» Records to process
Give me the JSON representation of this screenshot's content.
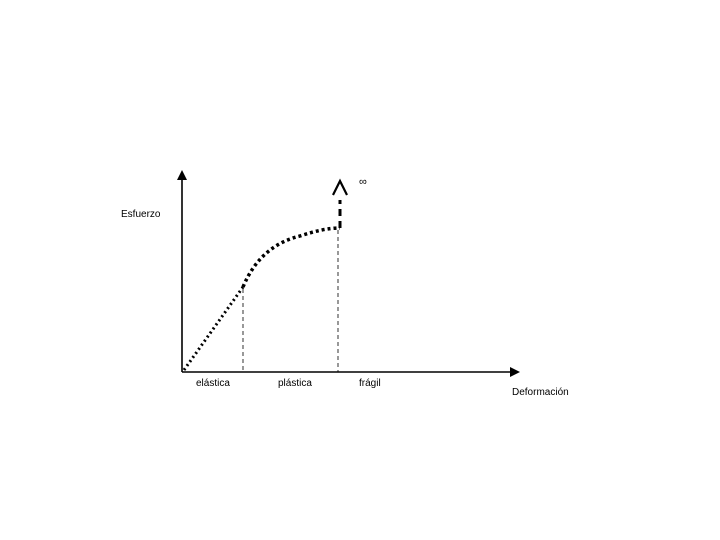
{
  "diagram": {
    "y_axis_label": "Esfuerzo",
    "x_axis_label": "Deformación",
    "regions": [
      "elástica",
      "plástica",
      "frágil"
    ],
    "infinity_symbol": "∞"
  }
}
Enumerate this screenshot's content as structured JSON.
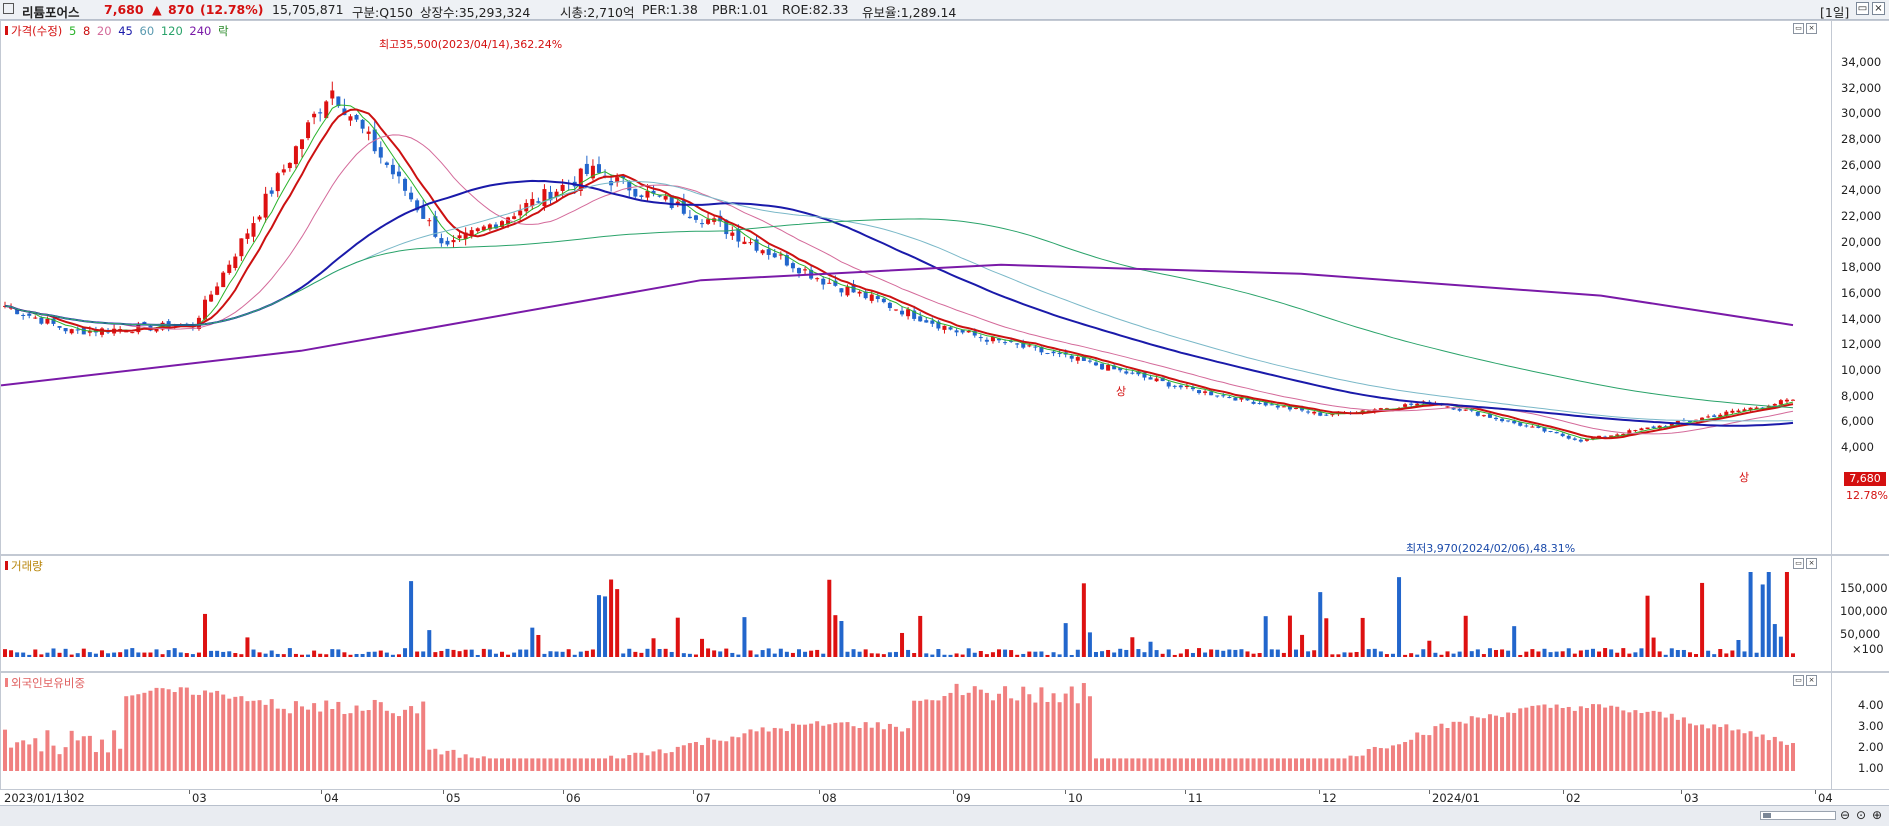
{
  "header": {
    "stock_name": "리튬포어스",
    "price": "7,680",
    "change_arrow": "▲",
    "change": "870",
    "change_pct": "(12.78%)",
    "volume": "15,705,871",
    "segment": "구분:Q150",
    "listed_shares": "상장수:35,293,324",
    "market_cap": "시총:2,710억",
    "per": "PER:1.38",
    "pbr": "PBR:1.01",
    "roe": "ROE:82.33",
    "float_ratio": "유보율:1,289.14",
    "period_button": "[1일]",
    "restore_icon": "restore-icon",
    "close_icon": "close-icon"
  },
  "legend": {
    "price_label": "가격(수정)",
    "ma": [
      "5",
      "8",
      "20",
      "45",
      "60",
      "120",
      "240"
    ],
    "ma_colors": [
      "#2bb32b",
      "#cc1111",
      "#d46a9a",
      "#1a1aaa",
      "#7ab8c8",
      "#2aa36a",
      "#7a1aa8"
    ],
    "last_label": "락"
  },
  "annotations": {
    "high": "최고35,500(2023/04/14),362.24%",
    "low": "최저3,970(2024/02/06),48.31%",
    "sang": "상"
  },
  "price_axis": {
    "ticks": [
      "34,000",
      "32,000",
      "30,000",
      "28,000",
      "26,000",
      "24,000",
      "22,000",
      "20,000",
      "18,000",
      "16,000",
      "14,000",
      "12,000",
      "10,000",
      "8,000",
      "6,000",
      "4,000"
    ],
    "last_price": "7,680",
    "last_pct": "12.78%"
  },
  "volume_panel": {
    "title": "거래량",
    "ticks": [
      "150,000",
      "100,000",
      "50,000",
      "×100"
    ]
  },
  "foreign_panel": {
    "title": "외국인보유비중",
    "ticks": [
      "4.00",
      "3.00",
      "2.00",
      "1.00"
    ]
  },
  "x_axis": {
    "labels": [
      "2023/01/13",
      "02",
      "03",
      "04",
      "05",
      "06",
      "07",
      "08",
      "09",
      "10",
      "11",
      "12",
      "2024/01",
      "02",
      "03",
      "04"
    ]
  },
  "colors": {
    "up": "#dd1111",
    "down": "#2266cc",
    "foreign_bar": "#f08080"
  },
  "chart_data": {
    "type": "candlestick",
    "ylim": [
      3500,
      36500
    ],
    "key_points": [
      {
        "date": "2023/01/13",
        "close": 15000
      },
      {
        "date": "2023/02",
        "close": 13000
      },
      {
        "date": "2023/03",
        "close": 13500
      },
      {
        "date": "2023/04/14",
        "high": 35500,
        "close": 32000
      },
      {
        "date": "2023/05",
        "close": 19500
      },
      {
        "date": "2023/06",
        "close": 25500
      },
      {
        "date": "2023/07",
        "close": 22000
      },
      {
        "date": "2023/08",
        "close": 17000
      },
      {
        "date": "2023/09",
        "close": 13000
      },
      {
        "date": "2023/10",
        "close": 10500
      },
      {
        "date": "2023/11",
        "close": 8500
      },
      {
        "date": "2023/12",
        "close": 6500
      },
      {
        "date": "2024/01",
        "close": 7500
      },
      {
        "date": "2024/02/06",
        "low": 3970,
        "close": 4500
      },
      {
        "date": "2024/03",
        "close": 6000
      },
      {
        "date": "2024/04",
        "close": 7680
      }
    ]
  }
}
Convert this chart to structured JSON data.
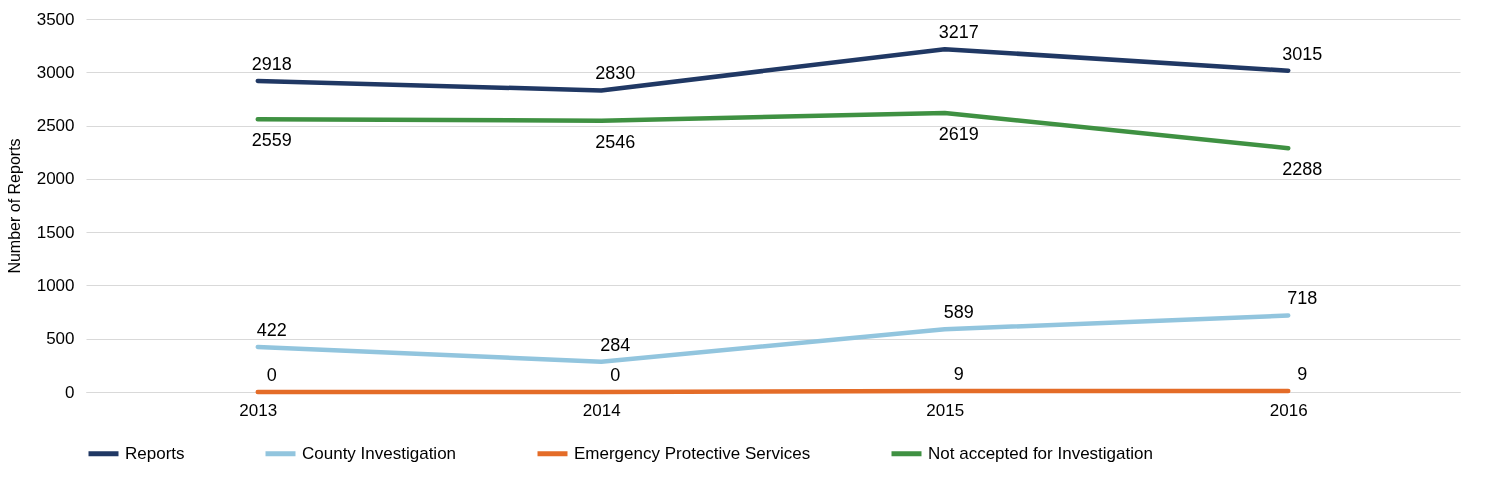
{
  "chart_data": {
    "type": "line",
    "ylabel": "Number of Reports",
    "categories": [
      "2013",
      "2014",
      "2015",
      "2016"
    ],
    "series": [
      {
        "name": "Reports",
        "color": "#203864",
        "values": [
          2918,
          2830,
          3217,
          3015
        ]
      },
      {
        "name": "County Investigation",
        "color": "#92c5de",
        "values": [
          422,
          284,
          589,
          718
        ]
      },
      {
        "name": "Emergency Protective Services",
        "color": "#e46c28",
        "values": [
          0,
          0,
          9,
          9
        ]
      },
      {
        "name": "Not accepted for Investigation",
        "color": "#3f9142",
        "values": [
          2559,
          2546,
          2619,
          2288
        ]
      }
    ],
    "ylim": [
      0,
      3500
    ],
    "yticks": [
      0,
      500,
      1000,
      1500,
      2000,
      2500,
      3000,
      3500
    ],
    "grid": "y",
    "legend": "bottom",
    "data_labels": true,
    "marker": "none",
    "line_style": "solid"
  }
}
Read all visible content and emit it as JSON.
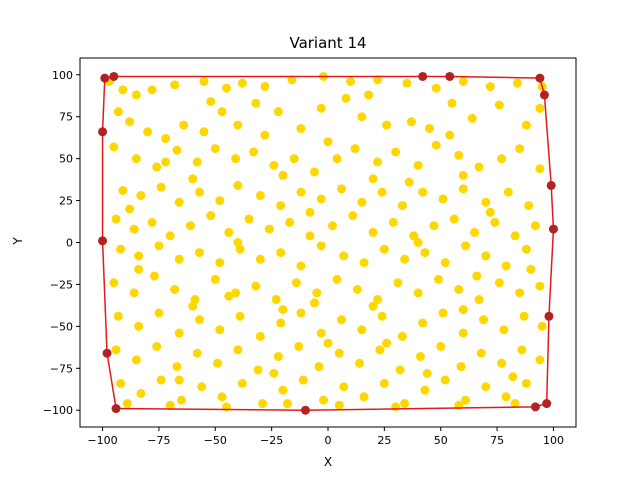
{
  "chart_data": {
    "type": "scatter",
    "title": "Variant 14",
    "xlabel": "X",
    "ylabel": "Y",
    "xlim": [
      -110,
      110
    ],
    "ylim": [
      -110,
      110
    ],
    "xticks": [
      -100,
      -75,
      -50,
      -25,
      0,
      25,
      50,
      75,
      100
    ],
    "yticks": [
      -100,
      -75,
      -50,
      -25,
      0,
      25,
      50,
      75,
      100
    ],
    "grid": false,
    "colors": {
      "points": "#FFD700",
      "hull": "#E31A1C",
      "hull_points": "#B22222"
    },
    "series": [
      {
        "type": "scatter",
        "points": [
          [
            -97,
            96
          ],
          [
            -91,
            91
          ],
          [
            -85,
            88
          ],
          [
            -78,
            91
          ],
          [
            -68,
            94
          ],
          [
            -55,
            96
          ],
          [
            -45,
            92
          ],
          [
            -38,
            95
          ],
          [
            -28,
            93
          ],
          [
            -16,
            97
          ],
          [
            -2,
            99
          ],
          [
            10,
            96
          ],
          [
            22,
            97
          ],
          [
            35,
            95
          ],
          [
            48,
            92
          ],
          [
            60,
            96
          ],
          [
            72,
            93
          ],
          [
            84,
            95
          ],
          [
            95,
            93
          ],
          [
            -93,
            78
          ],
          [
            -88,
            72
          ],
          [
            -80,
            66
          ],
          [
            -72,
            62
          ],
          [
            -64,
            70
          ],
          [
            -55,
            66
          ],
          [
            -47,
            78
          ],
          [
            -40,
            70
          ],
          [
            -32,
            83
          ],
          [
            -22,
            78
          ],
          [
            -12,
            68
          ],
          [
            -3,
            80
          ],
          [
            8,
            86
          ],
          [
            15,
            75
          ],
          [
            26,
            70
          ],
          [
            37,
            72
          ],
          [
            45,
            68
          ],
          [
            55,
            83
          ],
          [
            64,
            74
          ],
          [
            76,
            82
          ],
          [
            88,
            70
          ],
          [
            94,
            80
          ],
          [
            -95,
            57
          ],
          [
            -85,
            50
          ],
          [
            -76,
            45
          ],
          [
            -67,
            55
          ],
          [
            -58,
            48
          ],
          [
            -50,
            56
          ],
          [
            -41,
            50
          ],
          [
            -33,
            54
          ],
          [
            -24,
            46
          ],
          [
            -15,
            50
          ],
          [
            -6,
            42
          ],
          [
            4,
            50
          ],
          [
            12,
            56
          ],
          [
            22,
            48
          ],
          [
            30,
            54
          ],
          [
            40,
            46
          ],
          [
            48,
            58
          ],
          [
            58,
            52
          ],
          [
            67,
            45
          ],
          [
            77,
            50
          ],
          [
            85,
            56
          ],
          [
            94,
            44
          ],
          [
            -91,
            31
          ],
          [
            -83,
            28
          ],
          [
            -74,
            33
          ],
          [
            -66,
            24
          ],
          [
            -57,
            30
          ],
          [
            -48,
            25
          ],
          [
            -40,
            34
          ],
          [
            -30,
            28
          ],
          [
            -21,
            22
          ],
          [
            -12,
            30
          ],
          [
            -3,
            26
          ],
          [
            6,
            32
          ],
          [
            15,
            24
          ],
          [
            24,
            30
          ],
          [
            33,
            22
          ],
          [
            42,
            30
          ],
          [
            51,
            26
          ],
          [
            60,
            32
          ],
          [
            70,
            24
          ],
          [
            80,
            30
          ],
          [
            89,
            22
          ],
          [
            -94,
            14
          ],
          [
            -86,
            8
          ],
          [
            -78,
            12
          ],
          [
            -70,
            4
          ],
          [
            -61,
            10
          ],
          [
            -52,
            16
          ],
          [
            -44,
            6
          ],
          [
            -35,
            14
          ],
          [
            -26,
            8
          ],
          [
            -17,
            12
          ],
          [
            -8,
            4
          ],
          [
            2,
            10
          ],
          [
            11,
            16
          ],
          [
            20,
            6
          ],
          [
            29,
            12
          ],
          [
            38,
            4
          ],
          [
            47,
            10
          ],
          [
            56,
            14
          ],
          [
            65,
            6
          ],
          [
            74,
            12
          ],
          [
            83,
            4
          ],
          [
            92,
            10
          ],
          [
            -92,
            -4
          ],
          [
            -84,
            -8
          ],
          [
            -75,
            -2
          ],
          [
            -66,
            -10
          ],
          [
            -57,
            -6
          ],
          [
            -48,
            -12
          ],
          [
            -39,
            -4
          ],
          [
            -30,
            -10
          ],
          [
            -21,
            -6
          ],
          [
            -12,
            -14
          ],
          [
            -3,
            -2
          ],
          [
            7,
            -8
          ],
          [
            16,
            -12
          ],
          [
            25,
            -4
          ],
          [
            34,
            -10
          ],
          [
            43,
            -6
          ],
          [
            52,
            -12
          ],
          [
            61,
            -2
          ],
          [
            70,
            -8
          ],
          [
            79,
            -14
          ],
          [
            88,
            -4
          ],
          [
            -95,
            -24
          ],
          [
            -86,
            -30
          ],
          [
            -77,
            -20
          ],
          [
            -68,
            -28
          ],
          [
            -59,
            -34
          ],
          [
            -50,
            -22
          ],
          [
            -41,
            -30
          ],
          [
            -32,
            -26
          ],
          [
            -23,
            -34
          ],
          [
            -14,
            -24
          ],
          [
            -5,
            -30
          ],
          [
            4,
            -22
          ],
          [
            13,
            -28
          ],
          [
            22,
            -34
          ],
          [
            31,
            -24
          ],
          [
            40,
            -30
          ],
          [
            49,
            -22
          ],
          [
            58,
            -28
          ],
          [
            67,
            -34
          ],
          [
            76,
            -24
          ],
          [
            85,
            -30
          ],
          [
            94,
            -26
          ],
          [
            -93,
            -44
          ],
          [
            -84,
            -50
          ],
          [
            -75,
            -42
          ],
          [
            -66,
            -54
          ],
          [
            -57,
            -46
          ],
          [
            -48,
            -52
          ],
          [
            -39,
            -44
          ],
          [
            -30,
            -56
          ],
          [
            -21,
            -48
          ],
          [
            -12,
            -42
          ],
          [
            -3,
            -54
          ],
          [
            6,
            -46
          ],
          [
            15,
            -52
          ],
          [
            24,
            -44
          ],
          [
            33,
            -56
          ],
          [
            42,
            -48
          ],
          [
            51,
            -42
          ],
          [
            60,
            -54
          ],
          [
            69,
            -46
          ],
          [
            78,
            -52
          ],
          [
            87,
            -44
          ],
          [
            95,
            -50
          ],
          [
            -94,
            -64
          ],
          [
            -85,
            -70
          ],
          [
            -76,
            -62
          ],
          [
            -67,
            -74
          ],
          [
            -58,
            -66
          ],
          [
            -49,
            -72
          ],
          [
            -40,
            -64
          ],
          [
            -31,
            -76
          ],
          [
            -22,
            -68
          ],
          [
            -13,
            -62
          ],
          [
            -4,
            -74
          ],
          [
            5,
            -66
          ],
          [
            14,
            -72
          ],
          [
            23,
            -64
          ],
          [
            32,
            -76
          ],
          [
            41,
            -68
          ],
          [
            50,
            -62
          ],
          [
            59,
            -74
          ],
          [
            68,
            -66
          ],
          [
            77,
            -72
          ],
          [
            86,
            -64
          ],
          [
            94,
            -70
          ],
          [
            -92,
            -84
          ],
          [
            -83,
            -90
          ],
          [
            -74,
            -82
          ],
          [
            -65,
            -94
          ],
          [
            -56,
            -86
          ],
          [
            -47,
            -92
          ],
          [
            -38,
            -84
          ],
          [
            -29,
            -96
          ],
          [
            -20,
            -88
          ],
          [
            -11,
            -82
          ],
          [
            -2,
            -94
          ],
          [
            7,
            -86
          ],
          [
            16,
            -92
          ],
          [
            25,
            -84
          ],
          [
            34,
            -96
          ],
          [
            43,
            -88
          ],
          [
            52,
            -82
          ],
          [
            61,
            -94
          ],
          [
            70,
            -86
          ],
          [
            79,
            -92
          ],
          [
            88,
            -84
          ],
          [
            -89,
            -96
          ],
          [
            -70,
            -97
          ],
          [
            -45,
            -98
          ],
          [
            -18,
            -96
          ],
          [
            5,
            -97
          ],
          [
            30,
            -98
          ],
          [
            58,
            -97
          ],
          [
            83,
            -96
          ],
          [
            -60,
            38
          ],
          [
            -20,
            40
          ],
          [
            20,
            38
          ],
          [
            60,
            40
          ],
          [
            -60,
            -38
          ],
          [
            -20,
            -40
          ],
          [
            20,
            -38
          ],
          [
            60,
            -40
          ],
          [
            0,
            60
          ],
          [
            0,
            -60
          ],
          [
            -40,
            0
          ],
          [
            40,
            0
          ],
          [
            -88,
            20
          ],
          [
            -72,
            48
          ],
          [
            -52,
            84
          ],
          [
            -28,
            64
          ],
          [
            -8,
            18
          ],
          [
            18,
            88
          ],
          [
            36,
            36
          ],
          [
            54,
            64
          ],
          [
            72,
            18
          ],
          [
            90,
            -16
          ],
          [
            -84,
            -16
          ],
          [
            -66,
            -82
          ],
          [
            -44,
            -32
          ],
          [
            -24,
            -78
          ],
          [
            -6,
            -36
          ],
          [
            26,
            -60
          ],
          [
            44,
            -78
          ],
          [
            66,
            -20
          ],
          [
            82,
            -80
          ]
        ]
      },
      {
        "type": "hull",
        "closed": true,
        "points": [
          [
            -99,
            98
          ],
          [
            -95,
            99
          ],
          [
            42,
            99
          ],
          [
            54,
            99
          ],
          [
            94,
            98
          ],
          [
            96,
            88
          ],
          [
            99,
            34
          ],
          [
            100,
            8
          ],
          [
            98,
            -44
          ],
          [
            97,
            -96
          ],
          [
            92,
            -98
          ],
          [
            -10,
            -100
          ],
          [
            -94,
            -99
          ],
          [
            -98,
            -66
          ],
          [
            -100,
            1
          ],
          [
            -100,
            66
          ]
        ]
      }
    ]
  }
}
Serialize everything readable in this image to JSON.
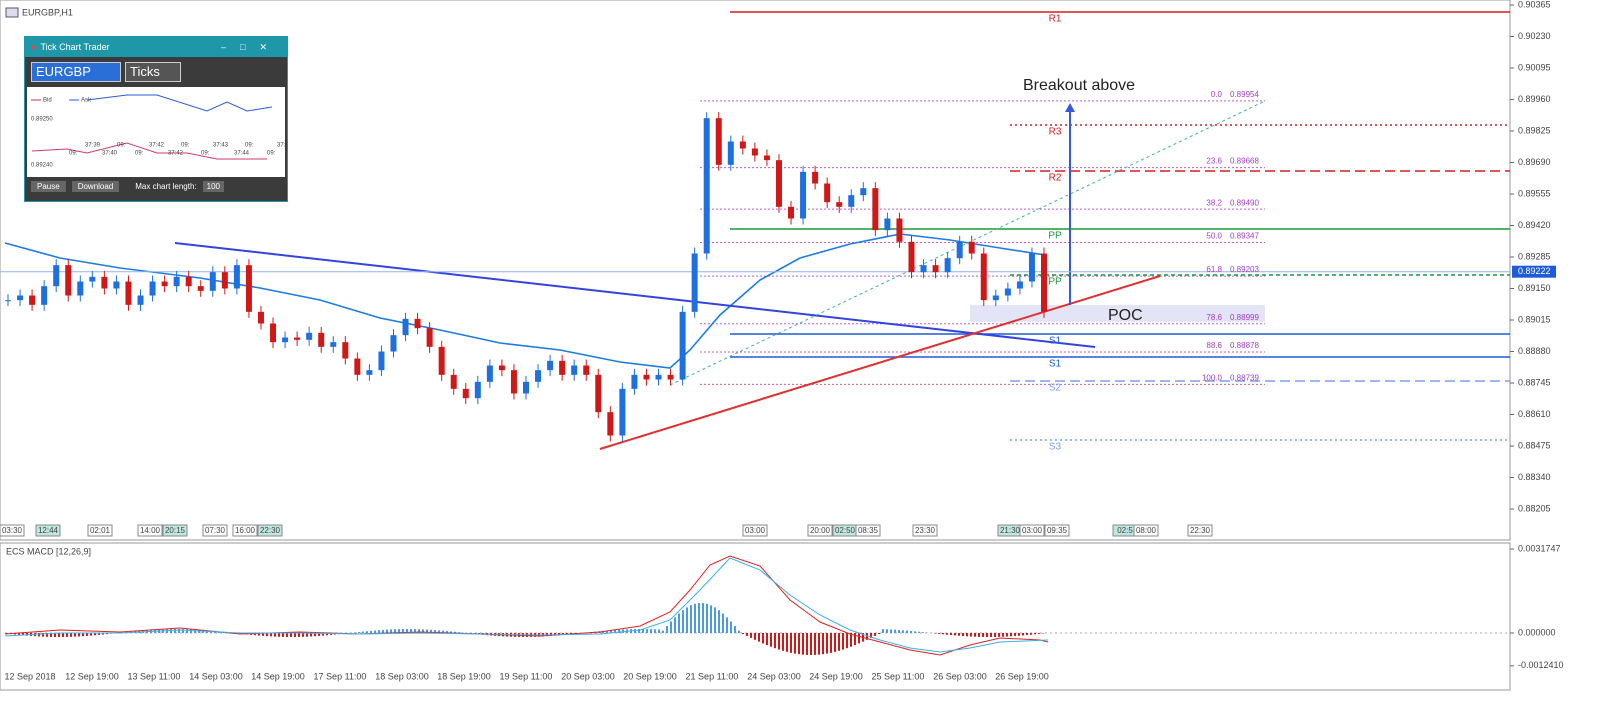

» Exercise prompt
Determine how many lines in the records contain "type", and reply with the number only.

» Answer to this problem
5